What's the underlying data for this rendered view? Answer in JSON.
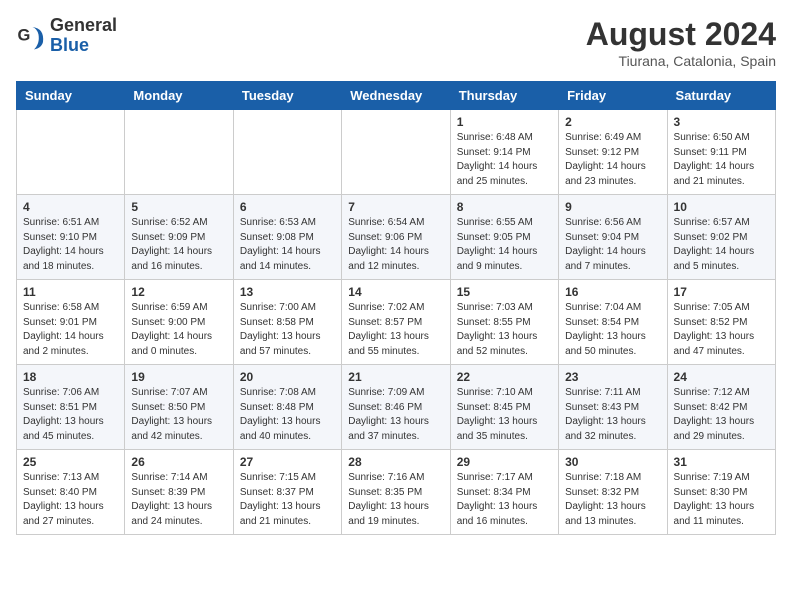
{
  "header": {
    "logo_general": "General",
    "logo_blue": "Blue",
    "month_year": "August 2024",
    "location": "Tiurana, Catalonia, Spain"
  },
  "weekdays": [
    "Sunday",
    "Monday",
    "Tuesday",
    "Wednesday",
    "Thursday",
    "Friday",
    "Saturday"
  ],
  "weeks": [
    [
      {
        "day": null
      },
      {
        "day": null
      },
      {
        "day": null
      },
      {
        "day": null
      },
      {
        "day": 1,
        "sunrise": "6:48 AM",
        "sunset": "9:14 PM",
        "daylight": "14 hours and 25 minutes."
      },
      {
        "day": 2,
        "sunrise": "6:49 AM",
        "sunset": "9:12 PM",
        "daylight": "14 hours and 23 minutes."
      },
      {
        "day": 3,
        "sunrise": "6:50 AM",
        "sunset": "9:11 PM",
        "daylight": "14 hours and 21 minutes."
      }
    ],
    [
      {
        "day": 4,
        "sunrise": "6:51 AM",
        "sunset": "9:10 PM",
        "daylight": "14 hours and 18 minutes."
      },
      {
        "day": 5,
        "sunrise": "6:52 AM",
        "sunset": "9:09 PM",
        "daylight": "14 hours and 16 minutes."
      },
      {
        "day": 6,
        "sunrise": "6:53 AM",
        "sunset": "9:08 PM",
        "daylight": "14 hours and 14 minutes."
      },
      {
        "day": 7,
        "sunrise": "6:54 AM",
        "sunset": "9:06 PM",
        "daylight": "14 hours and 12 minutes."
      },
      {
        "day": 8,
        "sunrise": "6:55 AM",
        "sunset": "9:05 PM",
        "daylight": "14 hours and 9 minutes."
      },
      {
        "day": 9,
        "sunrise": "6:56 AM",
        "sunset": "9:04 PM",
        "daylight": "14 hours and 7 minutes."
      },
      {
        "day": 10,
        "sunrise": "6:57 AM",
        "sunset": "9:02 PM",
        "daylight": "14 hours and 5 minutes."
      }
    ],
    [
      {
        "day": 11,
        "sunrise": "6:58 AM",
        "sunset": "9:01 PM",
        "daylight": "14 hours and 2 minutes."
      },
      {
        "day": 12,
        "sunrise": "6:59 AM",
        "sunset": "9:00 PM",
        "daylight": "14 hours and 0 minutes."
      },
      {
        "day": 13,
        "sunrise": "7:00 AM",
        "sunset": "8:58 PM",
        "daylight": "13 hours and 57 minutes."
      },
      {
        "day": 14,
        "sunrise": "7:02 AM",
        "sunset": "8:57 PM",
        "daylight": "13 hours and 55 minutes."
      },
      {
        "day": 15,
        "sunrise": "7:03 AM",
        "sunset": "8:55 PM",
        "daylight": "13 hours and 52 minutes."
      },
      {
        "day": 16,
        "sunrise": "7:04 AM",
        "sunset": "8:54 PM",
        "daylight": "13 hours and 50 minutes."
      },
      {
        "day": 17,
        "sunrise": "7:05 AM",
        "sunset": "8:52 PM",
        "daylight": "13 hours and 47 minutes."
      }
    ],
    [
      {
        "day": 18,
        "sunrise": "7:06 AM",
        "sunset": "8:51 PM",
        "daylight": "13 hours and 45 minutes."
      },
      {
        "day": 19,
        "sunrise": "7:07 AM",
        "sunset": "8:50 PM",
        "daylight": "13 hours and 42 minutes."
      },
      {
        "day": 20,
        "sunrise": "7:08 AM",
        "sunset": "8:48 PM",
        "daylight": "13 hours and 40 minutes."
      },
      {
        "day": 21,
        "sunrise": "7:09 AM",
        "sunset": "8:46 PM",
        "daylight": "13 hours and 37 minutes."
      },
      {
        "day": 22,
        "sunrise": "7:10 AM",
        "sunset": "8:45 PM",
        "daylight": "13 hours and 35 minutes."
      },
      {
        "day": 23,
        "sunrise": "7:11 AM",
        "sunset": "8:43 PM",
        "daylight": "13 hours and 32 minutes."
      },
      {
        "day": 24,
        "sunrise": "7:12 AM",
        "sunset": "8:42 PM",
        "daylight": "13 hours and 29 minutes."
      }
    ],
    [
      {
        "day": 25,
        "sunrise": "7:13 AM",
        "sunset": "8:40 PM",
        "daylight": "13 hours and 27 minutes."
      },
      {
        "day": 26,
        "sunrise": "7:14 AM",
        "sunset": "8:39 PM",
        "daylight": "13 hours and 24 minutes."
      },
      {
        "day": 27,
        "sunrise": "7:15 AM",
        "sunset": "8:37 PM",
        "daylight": "13 hours and 21 minutes."
      },
      {
        "day": 28,
        "sunrise": "7:16 AM",
        "sunset": "8:35 PM",
        "daylight": "13 hours and 19 minutes."
      },
      {
        "day": 29,
        "sunrise": "7:17 AM",
        "sunset": "8:34 PM",
        "daylight": "13 hours and 16 minutes."
      },
      {
        "day": 30,
        "sunrise": "7:18 AM",
        "sunset": "8:32 PM",
        "daylight": "13 hours and 13 minutes."
      },
      {
        "day": 31,
        "sunrise": "7:19 AM",
        "sunset": "8:30 PM",
        "daylight": "13 hours and 11 minutes."
      }
    ]
  ]
}
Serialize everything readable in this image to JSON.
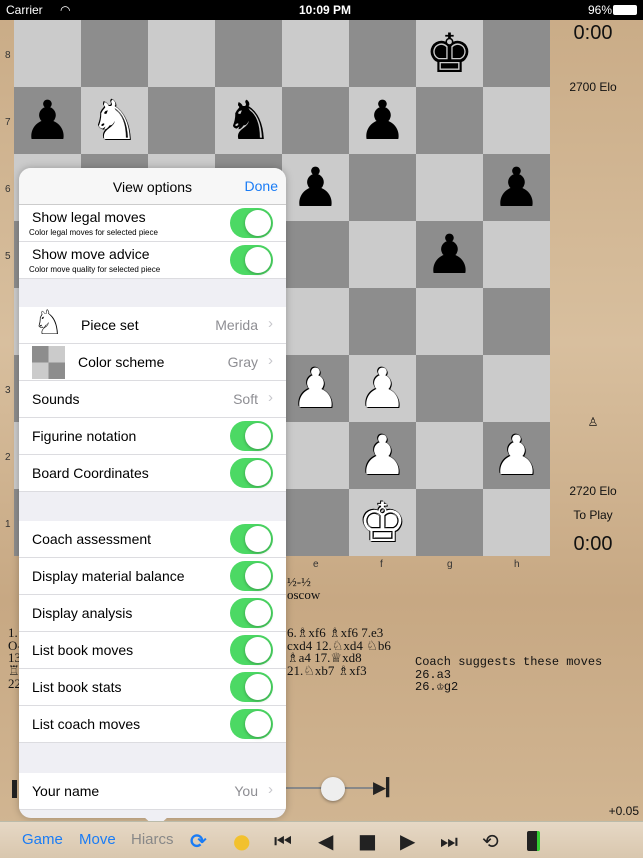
{
  "status": {
    "carrier": "Carrier",
    "time": "10:09 PM",
    "battery": "96%"
  },
  "board": {
    "squares": [
      [
        "",
        "",
        "",
        "",
        "",
        "",
        "bk",
        ""
      ],
      [
        "bp",
        "wn",
        "",
        "bn",
        "",
        "bp",
        "",
        ""
      ],
      [
        "",
        "",
        "",
        "",
        "bp",
        "",
        "",
        "bp"
      ],
      [
        "",
        "",
        "",
        "",
        "",
        "",
        "bp",
        ""
      ],
      [
        "",
        "",
        "",
        "",
        "",
        "",
        "",
        ""
      ],
      [
        "",
        "",
        "",
        "",
        "wp",
        "wp",
        "",
        ""
      ],
      [
        "",
        "",
        "",
        "",
        "",
        "wp",
        "",
        "wp"
      ],
      [
        "",
        "",
        "",
        "",
        "",
        "wk",
        "",
        ""
      ]
    ],
    "ranks": [
      "8",
      "7",
      "6",
      "5",
      "4",
      "3",
      "2",
      "1"
    ],
    "files": [
      "e",
      "f",
      "g",
      "h"
    ],
    "colors": {
      "light": "#cbcbcb",
      "dark": "#8d8d8d"
    }
  },
  "side": {
    "top_clock": "0:00",
    "top_elo": "2700 Elo",
    "material": "♙",
    "bottom_elo": "2720 Elo",
    "to_play": "To Play",
    "bottom_clock": "0:00",
    "eval": "+0.05"
  },
  "game": {
    "result": "½-½",
    "site": "oscow",
    "left_lines": [
      "1.",
      "O-",
      "13",
      "♖",
      "22"
    ],
    "move_lines": [
      "6.♗xf6 ♗xf6 7.e3",
      "cxd4 12.♘xd4 ♘b6",
      "♗a4 17.♕xd8",
      "21.♘xb7 ♗xf3"
    ],
    "coach": [
      "Coach suggests these moves",
      "26.a3",
      "26.♔g2"
    ]
  },
  "popover": {
    "title": "View options",
    "done": "Done",
    "section1": [
      {
        "label": "Show legal moves",
        "sub": "Color legal moves for selected piece",
        "on": true
      },
      {
        "label": "Show move advice",
        "sub": "Color move quality for selected piece",
        "on": true
      }
    ],
    "piece_set": {
      "label": "Piece set",
      "value": "Merida"
    },
    "color_scheme": {
      "label": "Color scheme",
      "value": "Gray"
    },
    "sounds": {
      "label": "Sounds",
      "value": "Soft"
    },
    "figurine": {
      "label": "Figurine notation",
      "on": true
    },
    "coords": {
      "label": "Board Coordinates",
      "on": true
    },
    "section3": [
      {
        "label": "Coach assessment",
        "on": true
      },
      {
        "label": "Display material balance",
        "on": true
      },
      {
        "label": "Display analysis",
        "on": true
      },
      {
        "label": "List book moves",
        "on": true
      },
      {
        "label": "List book stats",
        "on": true
      },
      {
        "label": "List coach moves",
        "on": true
      }
    ],
    "your_name": {
      "label": "Your name",
      "value": "You"
    }
  },
  "toolbar": {
    "game": "Game",
    "move": "Move",
    "engine": "Hiarcs",
    "accent": "#1a7cf5"
  }
}
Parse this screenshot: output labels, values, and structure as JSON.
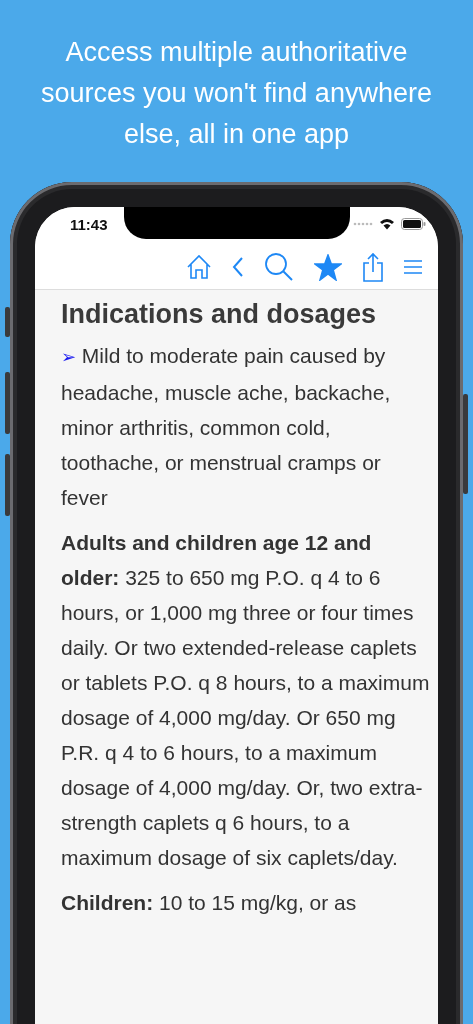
{
  "headline": "Access multiple authoritative sources you won't find anywhere else, all in one app",
  "status_bar": {
    "time": "11:43"
  },
  "toolbar": {
    "bookmarked": true
  },
  "article": {
    "title": "Indications and dosages",
    "bullet": {
      "marker": "➢",
      "text": "Mild to moderate pain caused by headache, muscle ache, backache, minor arthritis, common cold, toothache, or menstrual cramps or fever"
    },
    "paragraphs": [
      {
        "text": "**Adults and children age 12 and older:** 325 to 650 mg P.O. q 4 to 6 hours, or 1,000 mg three or four times daily. Or two extended-release caplets or tablets P.O. q 8 hours, to a maximum dosage of 4,000 mg/day. Or 650 mg P.R. q 4 to 6 hours, to a maximum dosage of 4,000 mg/day. Or, two extra-strength caplets q 6 hours, to a maximum dosage of six caplets/day."
      },
      {
        "text": "**Children:** 10 to 15 mg/kg, or as"
      }
    ]
  }
}
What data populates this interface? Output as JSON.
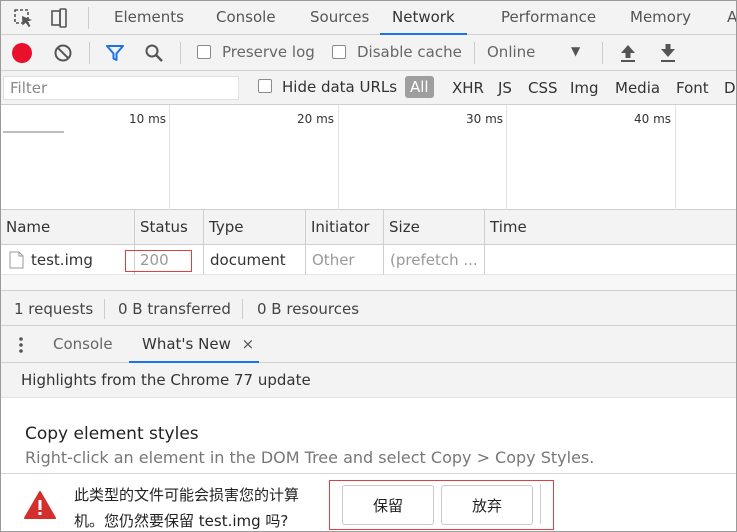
{
  "tabs": {
    "elements": "Elements",
    "console": "Console",
    "sources": "Sources",
    "network": "Network",
    "performance": "Performance",
    "memory": "Memory",
    "more": "A"
  },
  "toolbar": {
    "preserve_log": "Preserve log",
    "disable_cache": "Disable cache",
    "throttle": "Online",
    "throttle_arrow": "▼"
  },
  "filter": {
    "placeholder": "Filter",
    "hide_data_urls": "Hide data URLs",
    "types": [
      "All",
      "XHR",
      "JS",
      "CSS",
      "Img",
      "Media",
      "Font",
      "D"
    ]
  },
  "overview": {
    "ticks": [
      "10 ms",
      "20 ms",
      "30 ms",
      "40 ms"
    ]
  },
  "table": {
    "headers": [
      "Name",
      "Status",
      "Type",
      "Initiator",
      "Size",
      "Time"
    ],
    "rows": [
      {
        "name": "test.img",
        "status": "200",
        "type": "document",
        "initiator": "Other",
        "size": "(prefetch ...",
        "time": ""
      }
    ]
  },
  "summary": {
    "requests": "1 requests",
    "transferred": "0 B transferred",
    "resources": "0 B resources"
  },
  "drawer": {
    "console": "Console",
    "whats_new": "What's New",
    "close": "×"
  },
  "whats_new": {
    "highlights": "Highlights from the Chrome 77 update",
    "title": "Copy element styles",
    "description": "Right-click an element in the DOM Tree and select Copy > Copy Styles."
  },
  "download": {
    "line1": "此类型的文件可能会损害您的计算",
    "line2": "机。您仍然要保留 test.img 吗?",
    "keep": "保留",
    "discard": "放弃"
  },
  "colors": {
    "record": "#e8102b",
    "accent": "#1a73e8",
    "highlight_box": "#e04040",
    "warning": "#d32f2f"
  }
}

> _Objective_
Collect each line holding the string "data".

> _Correct answer_
What's the underlying data for this rendered view? Answer in JSON.
What data populates this interface? Output as JSON.
    "hide_data_urls": "Hide data URLs",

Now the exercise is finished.